- [Reading passage]:
(begin)

Thursday, October 27, 2016

Follow up-Football

On August 21st I posted a piece regarding my grandsons' new adventure-youth football.  I listed some of the concerns I had regarding this sport for children of all ages and indeed even college and pro players.

I'm happy to report that the boys came through their 8 games in great shape.  They went 6-2 for the season without any significant injuries.  Cole took to the game like a duck to water and in spite of being knocked around a fair amount Nicholas made tremendous progress from  game one to game eight.

In fact the entire team came through unscathed.  I owe this to the diligence and competence of  the coaching staff and the players' parents. 

So it's off to the next sport-basketball to be followed by baseball and then full circle back to football.  Interspersed in all of this is the occasional golf outing with their dad and grandparents.  Notice these guys are not big on soccer.  That's OK.  Brooke is the soccer player in the family and  Courtney has already been trying her hand at field hockey and looking forward to when she can be on a team.

Guess what organized sports I participated in from first grade (no kindergarten for me) to 12th grade.....not a single one.

As Bob Dylan wrote-The times they are a changin'.

Monday, October 24, 2016

He lived. He laughed. He loved. He left.

 He lived. He laughed. He loved. He left.
Those were the words that went across the screen of a slide show of my late cousin Johnny Van Patten.  I like them. They describe him perfectly.  They may be from a book or something. I'm not sure.

 The last time I saw Johnny was sometime in the 1980s if I remember correctly but we corresponded and talked frequently so I feel as though I've been in touch with him for all those years.

Saturday, October 22, my wife and I and my sister and her husband traveled to Brooklyn, NY to attend a memorial service for Johnny. We then went to a restaurant for a buffet lunch where we got to reconnect with many long-lost relatives.  It was a great afternoon marred by the fact that it was the death of a loved one that brought us together as is so often the case.

It's a harsh reminder to take the time to reach out to people before it's too late.  We're not getting any younger-at least I'm not!

Friday, October 21, 2016

Indications of the coming winter

While cutting wood in my yard yesterday, I was impressed by the abundance of acorns falling around me.  My driveway also seems to have more acorns than usual in it.  That led me to wonder about other things that may or may not be indications of the severity of the coming winter.

Pursuant to that end, I ran across this in my recent issue of  Farmers' Almanac. You can read this list and decide for yourself.

Here are the 20 Signs of A Hard Winter:
  1. Thicker than normal corn husks
  2. Woodpeckers sharing a tree
  3. Early arrival of the Snowy owl
  4. Early departure of geese and ducks
  5. Early migration of the Monarch butterfly
  6. Thick hair on the nape (back) of the cow’s neck
  7. Heavy and numerous fogs during August
  8. Raccoons with thick tails and bright bands
  9. Mice eating ravenously into the home
  10. Early arrival of crickets on the hearth
  11. Spiders spinning larger than usual webs and entering the house in great numbers
  12. Pigs gathering sticks
  13. Insects marching in a line rather than meandering
  14. Early seclusion of bees within the hive
  15. Unusual abundance of acorns
  16. Muskrats burrowing holes high on the river bank
  17. “See how high the hornet’s nest, ‘twill tell how high the snow will rest”

(end)

- [Prompt 1]:
In the entries, from the first line up to and including the line with "header-humanities: 人文类 <box>464", substitute "grid-row" for every "table-row" and write those lines out again with nothing else altered.

- [Input data]:
(begin)

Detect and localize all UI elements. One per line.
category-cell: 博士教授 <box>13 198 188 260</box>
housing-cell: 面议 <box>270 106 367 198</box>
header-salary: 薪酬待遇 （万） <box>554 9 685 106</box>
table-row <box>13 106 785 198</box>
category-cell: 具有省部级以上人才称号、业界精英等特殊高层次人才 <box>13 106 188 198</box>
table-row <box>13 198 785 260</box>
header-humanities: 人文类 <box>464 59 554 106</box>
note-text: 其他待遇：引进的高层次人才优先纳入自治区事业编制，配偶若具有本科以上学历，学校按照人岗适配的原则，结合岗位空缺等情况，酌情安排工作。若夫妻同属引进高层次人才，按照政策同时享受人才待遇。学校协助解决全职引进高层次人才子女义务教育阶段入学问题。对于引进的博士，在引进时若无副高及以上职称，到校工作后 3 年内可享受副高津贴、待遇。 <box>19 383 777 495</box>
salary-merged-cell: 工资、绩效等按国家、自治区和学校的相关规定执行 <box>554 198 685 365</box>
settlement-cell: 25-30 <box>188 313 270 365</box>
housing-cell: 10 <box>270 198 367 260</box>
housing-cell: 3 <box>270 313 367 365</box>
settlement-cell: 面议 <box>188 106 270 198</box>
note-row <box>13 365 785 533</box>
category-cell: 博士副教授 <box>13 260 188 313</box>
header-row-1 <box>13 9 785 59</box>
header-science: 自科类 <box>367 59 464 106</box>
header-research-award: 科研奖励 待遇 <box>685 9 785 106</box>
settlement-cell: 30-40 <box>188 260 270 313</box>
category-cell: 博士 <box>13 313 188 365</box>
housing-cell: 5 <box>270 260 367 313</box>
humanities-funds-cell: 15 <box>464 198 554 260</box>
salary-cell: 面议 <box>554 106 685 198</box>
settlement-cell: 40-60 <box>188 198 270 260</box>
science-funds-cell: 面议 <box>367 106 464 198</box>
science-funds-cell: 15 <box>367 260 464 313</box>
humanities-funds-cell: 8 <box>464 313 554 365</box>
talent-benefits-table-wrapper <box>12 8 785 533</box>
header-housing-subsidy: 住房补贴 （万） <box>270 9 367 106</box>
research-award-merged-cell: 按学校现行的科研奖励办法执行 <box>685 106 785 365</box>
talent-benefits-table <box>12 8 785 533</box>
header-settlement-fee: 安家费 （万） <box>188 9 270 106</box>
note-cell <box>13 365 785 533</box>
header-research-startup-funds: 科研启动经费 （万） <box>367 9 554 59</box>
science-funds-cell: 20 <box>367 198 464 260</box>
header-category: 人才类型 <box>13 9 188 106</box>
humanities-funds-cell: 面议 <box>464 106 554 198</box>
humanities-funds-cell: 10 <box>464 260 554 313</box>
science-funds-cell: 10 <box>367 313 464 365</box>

(end)

- [Prompt 2]:
Decide whether each statement agrees with the blog, answering yes or no and quoting the words from the blog that settle it. (a) The grandsons' football team finished its season with six wins and two losses. (b) The memorial service for Johnny took place in Manhattan. (c) The writer played organized sports during high school.

- [Exercise response 1]:
Detect and localize all UI elements. One per line.
category-cell: 博士教授 <box>13 198 188 260</box>
housing-cell: 面议 <box>270 106 367 198</box>
header-salary: 薪酬待遇 （万） <box>554 9 685 106</box>
grid-row <box>13 106 785 198</box>
category-cell: 具有省部级以上人才称号、业界精英等特殊高层次人才 <box>13 106 188 198</box>
grid-row <box>13 198 785 260</box>
header-humanities: 人文类 <box>464 59 554 106</box>

- [Exercise response 2]:
(a) Yes: "They went 6-2 for the season without any significant injuries."
(b) No: "traveled to Brooklyn, NY to attend a memorial service for Johnny."
(c) No: "Guess what organized sports I participated in from first grade (no kindergarten for me) to 12th grade.....not a single one."